(Exercise requirements)
All of the records listed below should be retyped exactly.
[Start Entries]
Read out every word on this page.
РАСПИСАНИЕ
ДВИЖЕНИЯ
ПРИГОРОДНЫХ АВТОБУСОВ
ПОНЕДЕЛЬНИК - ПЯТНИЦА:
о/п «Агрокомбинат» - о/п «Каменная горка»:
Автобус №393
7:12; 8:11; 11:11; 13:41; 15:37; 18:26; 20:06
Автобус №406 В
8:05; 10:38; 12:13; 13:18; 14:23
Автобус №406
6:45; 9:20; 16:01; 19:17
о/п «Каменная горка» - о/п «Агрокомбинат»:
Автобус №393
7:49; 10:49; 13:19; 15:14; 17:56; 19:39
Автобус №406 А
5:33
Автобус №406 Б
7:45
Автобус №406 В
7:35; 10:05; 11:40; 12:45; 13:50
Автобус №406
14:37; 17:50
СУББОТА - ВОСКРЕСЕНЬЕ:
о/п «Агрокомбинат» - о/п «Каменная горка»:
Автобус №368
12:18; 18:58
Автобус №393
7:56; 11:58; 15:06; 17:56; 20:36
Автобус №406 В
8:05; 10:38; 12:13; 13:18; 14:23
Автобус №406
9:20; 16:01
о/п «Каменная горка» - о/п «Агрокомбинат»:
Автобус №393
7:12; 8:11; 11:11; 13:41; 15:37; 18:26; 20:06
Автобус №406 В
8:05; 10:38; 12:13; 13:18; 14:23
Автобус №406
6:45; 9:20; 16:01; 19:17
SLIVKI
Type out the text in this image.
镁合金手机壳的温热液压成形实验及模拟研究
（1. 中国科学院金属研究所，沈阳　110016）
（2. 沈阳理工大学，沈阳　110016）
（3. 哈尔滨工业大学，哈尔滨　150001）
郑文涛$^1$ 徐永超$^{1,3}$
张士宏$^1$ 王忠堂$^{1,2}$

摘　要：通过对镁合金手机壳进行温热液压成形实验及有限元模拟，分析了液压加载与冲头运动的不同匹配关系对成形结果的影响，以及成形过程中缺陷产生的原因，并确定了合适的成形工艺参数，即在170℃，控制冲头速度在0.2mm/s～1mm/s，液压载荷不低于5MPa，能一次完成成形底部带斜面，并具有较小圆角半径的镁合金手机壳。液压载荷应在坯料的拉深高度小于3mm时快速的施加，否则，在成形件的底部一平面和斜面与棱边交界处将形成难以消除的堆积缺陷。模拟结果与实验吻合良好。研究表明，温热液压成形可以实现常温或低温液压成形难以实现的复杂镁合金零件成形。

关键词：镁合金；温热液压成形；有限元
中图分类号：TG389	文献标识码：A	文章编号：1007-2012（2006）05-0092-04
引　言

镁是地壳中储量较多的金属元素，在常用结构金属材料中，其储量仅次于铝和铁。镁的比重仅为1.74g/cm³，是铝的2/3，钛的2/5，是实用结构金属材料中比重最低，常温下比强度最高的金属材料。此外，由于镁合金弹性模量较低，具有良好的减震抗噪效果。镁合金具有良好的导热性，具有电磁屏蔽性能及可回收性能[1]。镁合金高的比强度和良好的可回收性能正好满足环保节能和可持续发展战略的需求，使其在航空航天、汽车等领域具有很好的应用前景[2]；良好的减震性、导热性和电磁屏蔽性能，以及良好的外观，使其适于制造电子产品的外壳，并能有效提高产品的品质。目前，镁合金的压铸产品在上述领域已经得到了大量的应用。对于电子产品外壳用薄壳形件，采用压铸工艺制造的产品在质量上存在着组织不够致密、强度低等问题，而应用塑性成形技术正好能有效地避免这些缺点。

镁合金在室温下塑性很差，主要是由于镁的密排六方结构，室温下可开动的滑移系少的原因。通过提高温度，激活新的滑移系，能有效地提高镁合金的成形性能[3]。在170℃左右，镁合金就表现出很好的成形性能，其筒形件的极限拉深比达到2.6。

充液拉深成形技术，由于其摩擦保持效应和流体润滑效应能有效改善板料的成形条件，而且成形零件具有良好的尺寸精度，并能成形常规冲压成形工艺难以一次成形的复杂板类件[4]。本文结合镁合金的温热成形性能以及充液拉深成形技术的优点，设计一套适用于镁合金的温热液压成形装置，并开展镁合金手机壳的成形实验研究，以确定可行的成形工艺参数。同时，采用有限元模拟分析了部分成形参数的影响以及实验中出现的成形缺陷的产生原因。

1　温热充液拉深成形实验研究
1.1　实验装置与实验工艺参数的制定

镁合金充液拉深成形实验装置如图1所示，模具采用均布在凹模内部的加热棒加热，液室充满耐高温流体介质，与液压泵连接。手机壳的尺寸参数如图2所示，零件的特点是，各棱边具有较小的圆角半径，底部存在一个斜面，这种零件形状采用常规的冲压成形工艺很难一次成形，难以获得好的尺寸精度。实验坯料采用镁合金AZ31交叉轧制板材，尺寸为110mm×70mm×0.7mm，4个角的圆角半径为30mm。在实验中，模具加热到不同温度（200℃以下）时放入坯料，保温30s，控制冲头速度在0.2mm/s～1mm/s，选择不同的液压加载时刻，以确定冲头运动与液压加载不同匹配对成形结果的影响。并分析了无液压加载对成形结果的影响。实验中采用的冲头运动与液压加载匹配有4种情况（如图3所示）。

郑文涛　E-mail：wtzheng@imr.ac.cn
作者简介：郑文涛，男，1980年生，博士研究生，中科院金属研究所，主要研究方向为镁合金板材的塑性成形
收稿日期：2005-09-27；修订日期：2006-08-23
[End Entries]
(Correct output)
Read out every word on this page.
РАСПИСАНИЕ
ДВИЖЕНИЯ
ПРИГОРОДНЫХ АВТОБУСОВ
ПОНЕДЕЛЬНИК - ПЯТНИЦА:
о/п «Агрокомбинат» - о/п «Каменная горка»:
Автобус №393
7:12; 8:11; 11:11; 13:41; 15:37; 18:26; 20:06
Автобус №406 В
8:05; 10:38; 12:13; 13:18; 14:23
Автобус №406
6:45; 9:20; 16:01; 19:17
о/п «Каменная горка» - о/п «Агрокомбинат»:
Автобус №393
7:49; 10:49; 13:19; 15:14; 17:56; 19:39
Автобус №406 А
5:33
Автобус №406 Б
7:45
Автобус №406 В
7:35; 10:05; 11:40; 12:45; 13:50
Автобус №406
14:37; 17:50
СУББОТА - ВОСКРЕСЕНЬЕ:
о/п «Агрокомбинат» - о/п «Каменная горка»:
Автобус №368
12:18; 18:58
Автобус №393
7:56; 11:58; 15:06; 17:56; 20:36
Автобус №406 В
8:05; 10:38; 12:13; 13:18; 14:23
Автобус №406
9:20; 16:01
о/п «Каменная горка» - о/п «Агрокомбинат»:
Автобус №393
7:12; 8:11; 11:11; 13:41; 15:37; 18:26; 20:06
Автобус №406 В
8:05; 10:38; 12:13; 13:18; 14:23
Автобус №406
6:45; 9:20; 16:01; 19:17
SLIVKI
Type out the text in this image.
镁合金手机壳的温热液压成形实验及模拟研究
（1. 中国科学院金属研究所，沈阳　110016）
（2. 沈阳理工大学，沈阳　110016）
（3. 哈尔滨工业大学，哈尔滨　150001）
郑文涛$^1$ 徐永超$^{1,3}$
张士宏$^1$ 王忠堂$^{1,2}$

摘　要：通过对镁合金手机壳进行温热液压成形实验及有限元模拟，分析了液压加载与冲头运动的不同匹配关系对成形结果的影响，以及成形过程中缺陷产生的原因，并确定了合适的成形工艺参数，即在170℃，控制冲头速度在0.2mm/s～1mm/s，液压载荷不低于5MPa，能一次完成成形底部带斜面，并具有较小圆角半径的镁合金手机壳。液压载荷应在坯料的拉深高度小于3mm时快速的施加，否则，在成形件的底部一平面和斜面与棱边交界处将形成难以消除的堆积缺陷。模拟结果与实验吻合良好。研究表明，温热液压成形可以实现常温或低温液压成形难以实现的复杂镁合金零件成形。

关键词：镁合金；温热液压成形；有限元
中图分类号：TG389	文献标识码：A	文章编号：1007-2012（2006）05-0092-04
引　言

镁是地壳中储量较多的金属元素，在常用结构金属材料中，其储量仅次于铝和铁。镁的比重仅为1.74g/cm³，是铝的2/3，钛的2/5，是实用结构金属材料中比重最低，常温下比强度最高的金属材料。此外，由于镁合金弹性模量较低，具有良好的减震抗噪效果。镁合金具有良好的导热性，具有电磁屏蔽性能及可回收性能[1]。镁合金高的比强度和良好的可回收性能正好满足环保节能和可持续发展战略的需求，使其在航空航天、汽车等领域具有很好的应用前景[2]；良好的减震性、导热性和电磁屏蔽性能，以及良好的外观，使其适于制造电子产品的外壳，并能有效提高产品的品质。目前，镁合金的压铸产品在上述领域已经得到了大量的应用。对于电子产品外壳用薄壳形件，采用压铸工艺制造的产品在质量上存在着组织不够致密、强度低等问题，而应用塑性成形技术正好能有效地避免这些缺点。

镁合金在室温下塑性很差，主要是由于镁的密排六方结构，室温下可开动的滑移系少的原因。通过提高温度，激活新的滑移系，能有效地提高镁合金的成形性能[3]。在170℃左右，镁合金就表现出很好的成形性能，其筒形件的极限拉深比达到2.6。

充液拉深成形技术，由于其摩擦保持效应和流体润滑效应能有效改善板料的成形条件，而且成形零件具有良好的尺寸精度，并能成形常规冲压成形工艺难以一次成形的复杂板类件[4]。本文结合镁合金的温热成形性能以及充液拉深成形技术的优点，设计一套适用于镁合金的温热液压成形装置，并开展镁合金手机壳的成形实验研究，以确定可行的成形工艺参数。同时，采用有限元模拟分析了部分成形参数的影响以及实验中出现的成形缺陷的产生原因。

1　温热充液拉深成形实验研究
1.1　实验装置与实验工艺参数的制定

镁合金充液拉深成形实验装置如图1所示，模具采用均布在凹模内部的加热棒加热，液室充满耐高温流体介质，与液压泵连接。手机壳的尺寸参数如图2所示，零件的特点是，各棱边具有较小的圆角半径，底部存在一个斜面，这种零件形状采用常规的冲压成形工艺很难一次成形，难以获得好的尺寸精度。实验坯料采用镁合金AZ31交叉轧制板材，尺寸为110mm×70mm×0.7mm，4个角的圆角半径为30mm。在实验中，模具加热到不同温度（200℃以下）时放入坯料，保温30s，控制冲头速度在0.2mm/s～1mm/s，选择不同的液压加载时刻，以确定冲头运动与液压加载不同匹配对成形结果的影响。并分析了无液压加载对成形结果的影响。实验中采用的冲头运动与液压加载匹配有4种情况（如图3所示）。

郑文涛　E-mail：wtzheng@imr.ac.cn
作者简介：郑文涛，男，1980年生，博士研究生，中科院金属研究所，主要研究方向为镁合金板材的塑性成形
收稿日期：2005-09-27；修订日期：2006-08-23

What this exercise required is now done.